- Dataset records
◆ ◆ ◆ ◆ ◆

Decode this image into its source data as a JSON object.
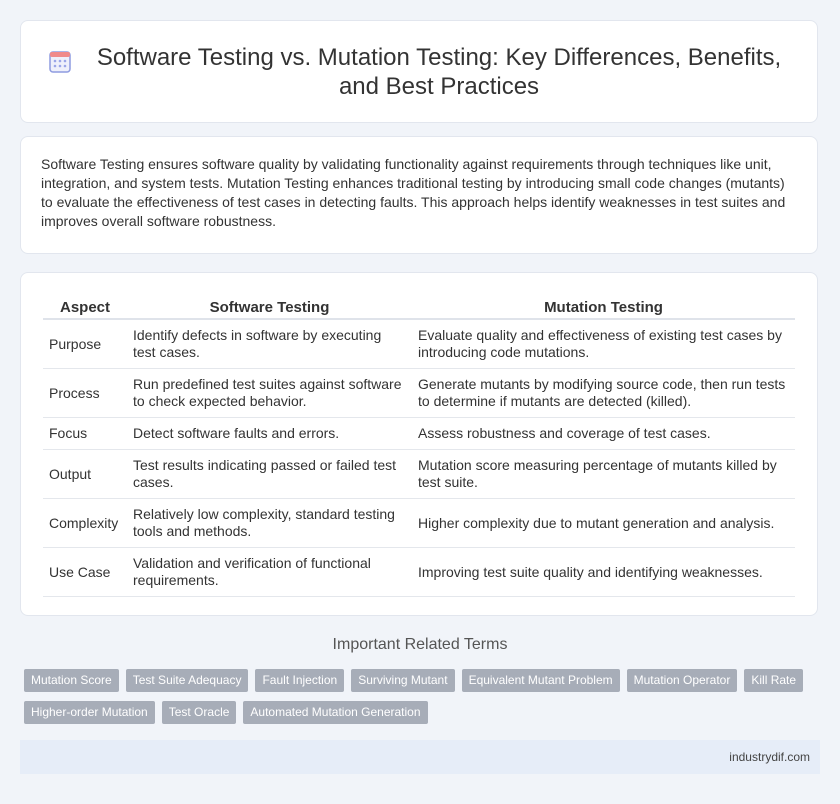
{
  "header": {
    "icon": "calendar-icon",
    "title": "Software Testing vs. Mutation Testing: Key Differences, Benefits, and Best Practices"
  },
  "intro": {
    "text": "Software Testing ensures software quality by validating functionality against requirements through techniques like unit, integration, and system tests. Mutation Testing enhances traditional testing by introducing small code changes (mutants) to evaluate the effectiveness of test cases in detecting faults. This approach helps identify weaknesses in test suites and improves overall software robustness."
  },
  "table": {
    "headers": [
      "Aspect",
      "Software Testing",
      "Mutation Testing"
    ],
    "rows": [
      [
        "Purpose",
        "Identify defects in software by executing test cases.",
        "Evaluate quality and effectiveness of existing test cases by introducing code mutations."
      ],
      [
        "Process",
        "Run predefined test suites against software to check expected behavior.",
        "Generate mutants by modifying source code, then run tests to determine if mutants are detected (killed)."
      ],
      [
        "Focus",
        "Detect software faults and errors.",
        "Assess robustness and coverage of test cases."
      ],
      [
        "Output",
        "Test results indicating passed or failed test cases.",
        "Mutation score measuring percentage of mutants killed by test suite."
      ],
      [
        "Complexity",
        "Relatively low complexity, standard testing tools and methods.",
        "Higher complexity due to mutant generation and analysis."
      ],
      [
        "Use Case",
        "Validation and verification of functional requirements.",
        "Improving test suite quality and identifying weaknesses."
      ]
    ]
  },
  "related": {
    "title": "Important Related Terms",
    "tags": [
      "Mutation Score",
      "Test Suite Adequacy",
      "Fault Injection",
      "Surviving Mutant",
      "Equivalent Mutant Problem",
      "Mutation Operator",
      "Kill Rate",
      "Higher-order Mutation",
      "Test Oracle",
      "Automated Mutation Generation"
    ]
  },
  "footer": {
    "site": "industrydif.com"
  }
}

◆ ◆ ◆ ◆ ◆

- The request
Extract the full listing exactly, with the pictures left out.

- Answer for this exercise
Decode this image into its source data as a JSON object.
{
  "header": {
    "icon": "calendar-icon",
    "title": "Software Testing vs. Mutation Testing: Key Differences, Benefits, and Best Practices"
  },
  "intro": {
    "text": "Software Testing ensures software quality by validating functionality against requirements through techniques like unit, integration, and system tests. Mutation Testing enhances traditional testing by introducing small code changes (mutants) to evaluate the effectiveness of test cases in detecting faults. This approach helps identify weaknesses in test suites and improves overall software robustness."
  },
  "table": {
    "headers": [
      "Aspect",
      "Software Testing",
      "Mutation Testing"
    ],
    "rows": [
      [
        "Purpose",
        "Identify defects in software by executing test cases.",
        "Evaluate quality and effectiveness of existing test cases by introducing code mutations."
      ],
      [
        "Process",
        "Run predefined test suites against software to check expected behavior.",
        "Generate mutants by modifying source code, then run tests to determine if mutants are detected (killed)."
      ],
      [
        "Focus",
        "Detect software faults and errors.",
        "Assess robustness and coverage of test cases."
      ],
      [
        "Output",
        "Test results indicating passed or failed test cases.",
        "Mutation score measuring percentage of mutants killed by test suite."
      ],
      [
        "Complexity",
        "Relatively low complexity, standard testing tools and methods.",
        "Higher complexity due to mutant generation and analysis."
      ],
      [
        "Use Case",
        "Validation and verification of functional requirements.",
        "Improving test suite quality and identifying weaknesses."
      ]
    ]
  },
  "related": {
    "title": "Important Related Terms",
    "tags": [
      "Mutation Score",
      "Test Suite Adequacy",
      "Fault Injection",
      "Surviving Mutant",
      "Equivalent Mutant Problem",
      "Mutation Operator",
      "Kill Rate",
      "Higher-order Mutation",
      "Test Oracle",
      "Automated Mutation Generation"
    ]
  },
  "footer": {
    "site": "industrydif.com"
  }
}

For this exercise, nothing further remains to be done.